### WHAT YOU WILL DO:
Return all the entries exactly, keeping pictures out.

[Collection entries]
** Begin **
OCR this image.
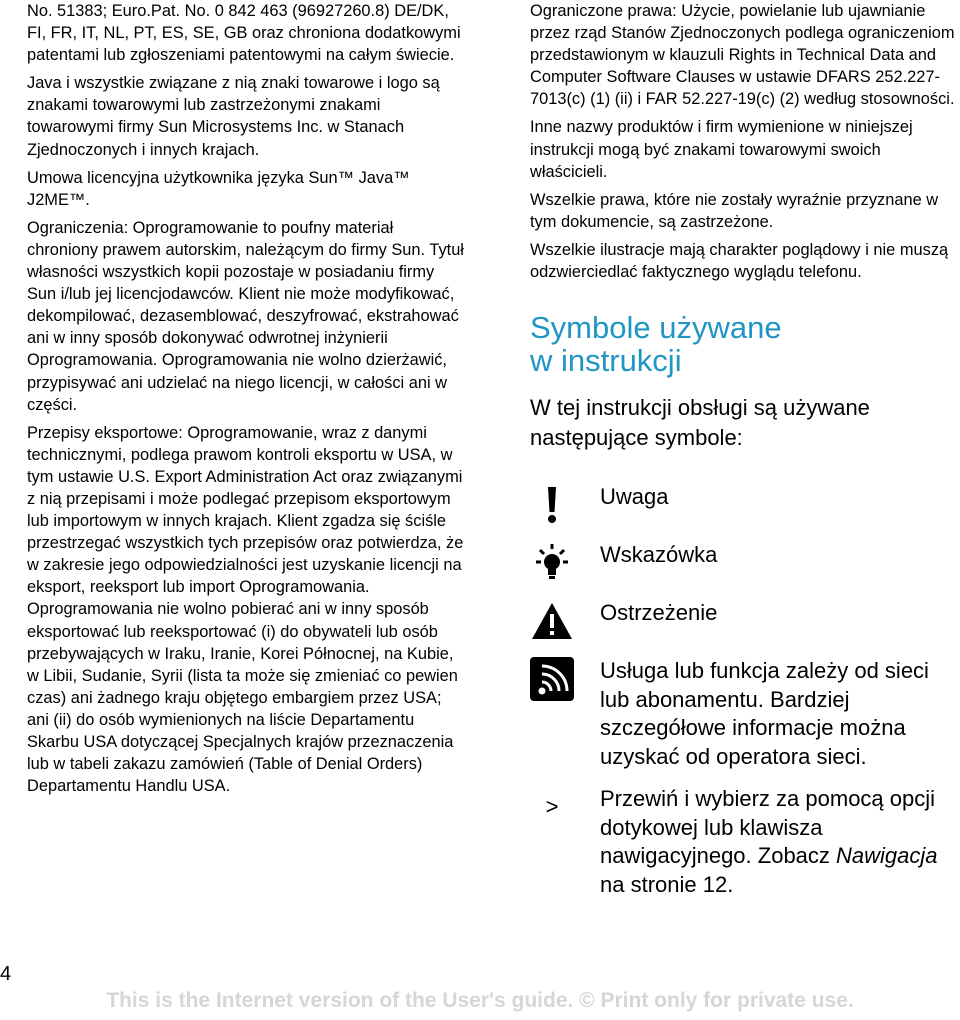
No. 51383; Euro.Pat. No. 0 842 463 (96927260.8) DE/DK, FI, FR, IT, NL, PT, ES, SE, GB oraz chroniona dodatkowymi patentami lub zgłoszeniami patentowymi na całym świecie.

Java i wszystkie związane z nią znaki towarowe i logo są znakami towarowymi lub zastrzeżonymi znakami towarowymi firmy Sun Microsystems Inc. w Stanach Zjednoczonych i innych krajach.

Umowa licencyjna użytkownika języka Sun™ Java™ J2ME™.

Ograniczenia: Oprogramowanie to poufny materiał chroniony prawem autorskim, należącym do firmy Sun. Tytuł własności wszystkich kopii pozostaje w posiadaniu firmy Sun i/lub jej licencjodawców. Klient nie może modyfikować, dekompilować, dezasemblować, deszyfrować, ekstrahować ani w inny sposób dokonywać odwrotnej inżynierii Oprogramowania. Oprogramowania nie wolno dzierżawić, przypisywać ani udzielać na niego licencji, w całości ani w części.

Przepisy eksportowe: Oprogramowanie, wraz z danymi technicznymi, podlega prawom kontroli eksportu w USA, w tym ustawie U.S. Export Administration Act oraz związanymi z nią przepisami i może podlegać przepisom eksportowym lub importowym w innych krajach. Klient zgadza się ściśle przestrzegać wszystkich tych przepisów oraz potwierdza, że w zakresie jego odpowiedzialności jest uzyskanie licencji na eksport, reeksport lub import Oprogramowania. Oprogramowania nie wolno pobierać ani w inny sposób eksportować lub reeksportować (i) do obywateli lub osób przebywających w Iraku, Iranie, Korei Północnej, na Kubie, w Libii, Sudanie, Syrii (lista ta może się zmieniać co pewien czas) ani żadnego kraju objętego embargiem przez USA; ani (ii) do osób wymienionych na liście Departamentu Skarbu USA dotyczącej Specjalnych krajów przeznaczenia lub w tabeli zakazu zamówień (Table of Denial Orders) Departamentu Handlu USA.

Ograniczone prawa: Użycie, powielanie lub ujawnianie przez rząd Stanów Zjednoczonych podlega ograniczeniom przedstawionym w klauzuli Rights in Technical Data and Computer Software Clauses w ustawie DFARS 252.227-7013(c) (1) (ii) i FAR 52.227-19(c) (2) według stosowności.

Inne nazwy produktów i firm wymienione w niniejszej instrukcji mogą być znakami towarowymi swoich właścicieli.

Wszelkie prawa, które nie zostały wyraźnie przyznane w tym dokumencie, są zastrzeżone.

Wszelkie ilustracje mają charakter poglądowy i nie muszą odzwierciedlać faktycznego wyglądu telefonu.

Symbole używane
w instrukcji
W tej instrukcji obsługi są używane następujące symbole:
Uwaga
Wskazówka
Ostrzeżenie
Usługa lub funkcja zależy od sieci lub abonamentu. Bardziej szczegółowe informacje można uzyskać od operatora sieci.
>	Przewiń i wybierz za pomocą opcji dotykowej lub klawisza nawigacyjnego. Zobacz Nawigacja na stronie 12.
4
This is the Internet version of the User's guide. © Print only for private use.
** End **
### TASK ANSWER:
OCR this image.
No. 51383; Euro.Pat. No. 0 842 463 (96927260.8) DE/DK, FI, FR, IT, NL, PT, ES, SE, GB oraz chroniona dodatkowymi patentami lub zgłoszeniami patentowymi na całym świecie.

Java i wszystkie związane z nią znaki towarowe i logo są znakami towarowymi lub zastrzeżonymi znakami towarowymi firmy Sun Microsystems Inc. w Stanach Zjednoczonych i innych krajach.

Umowa licencyjna użytkownika języka Sun™ Java™ J2ME™.

Ograniczenia: Oprogramowanie to poufny materiał chroniony prawem autorskim, należącym do firmy Sun. Tytuł własności wszystkich kopii pozostaje w posiadaniu firmy Sun i/lub jej licencjodawców. Klient nie może modyfikować, dekompilować, dezasemblować, deszyfrować, ekstrahować ani w inny sposób dokonywać odwrotnej inżynierii Oprogramowania. Oprogramowania nie wolno dzierżawić, przypisywać ani udzielać na niego licencji, w całości ani w części.

Przepisy eksportowe: Oprogramowanie, wraz z danymi technicznymi, podlega prawom kontroli eksportu w USA, w tym ustawie U.S. Export Administration Act oraz związanymi z nią przepisami i może podlegać przepisom eksportowym lub importowym w innych krajach. Klient zgadza się ściśle przestrzegać wszystkich tych przepisów oraz potwierdza, że w zakresie jego odpowiedzialności jest uzyskanie licencji na eksport, reeksport lub import Oprogramowania. Oprogramowania nie wolno pobierać ani w inny sposób eksportować lub reeksportować (i) do obywateli lub osób przebywających w Iraku, Iranie, Korei Północnej, na Kubie, w Libii, Sudanie, Syrii (lista ta może się zmieniać co pewien czas) ani żadnego kraju objętego embargiem przez USA; ani (ii) do osób wymienionych na liście Departamentu Skarbu USA dotyczącej Specjalnych krajów przeznaczenia lub w tabeli zakazu zamówień (Table of Denial Orders) Departamentu Handlu USA.

Ograniczone prawa: Użycie, powielanie lub ujawnianie przez rząd Stanów Zjednoczonych podlega ograniczeniom przedstawionym w klauzuli Rights in Technical Data and Computer Software Clauses w ustawie DFARS 252.227-7013(c) (1) (ii) i FAR 52.227-19(c) (2) według stosowności.

Inne nazwy produktów i firm wymienione w niniejszej instrukcji mogą być znakami towarowymi swoich właścicieli.

Wszelkie prawa, które nie zostały wyraźnie przyznane w tym dokumencie, są zastrzeżone.

Wszelkie ilustracje mają charakter poglądowy i nie muszą odzwierciedlać faktycznego wyglądu telefonu.

Symbole używane
w instrukcji
W tej instrukcji obsługi są używane następujące symbole:
Uwaga
Wskazówka
Ostrzeżenie
Usługa lub funkcja zależy od sieci lub abonamentu. Bardziej szczegółowe informacje można uzyskać od operatora sieci.
>	Przewiń i wybierz za pomocą opcji dotykowej lub klawisza nawigacyjnego. Zobacz Nawigacja na stronie 12.
4
This is the Internet version of the User's guide. © Print only for private use.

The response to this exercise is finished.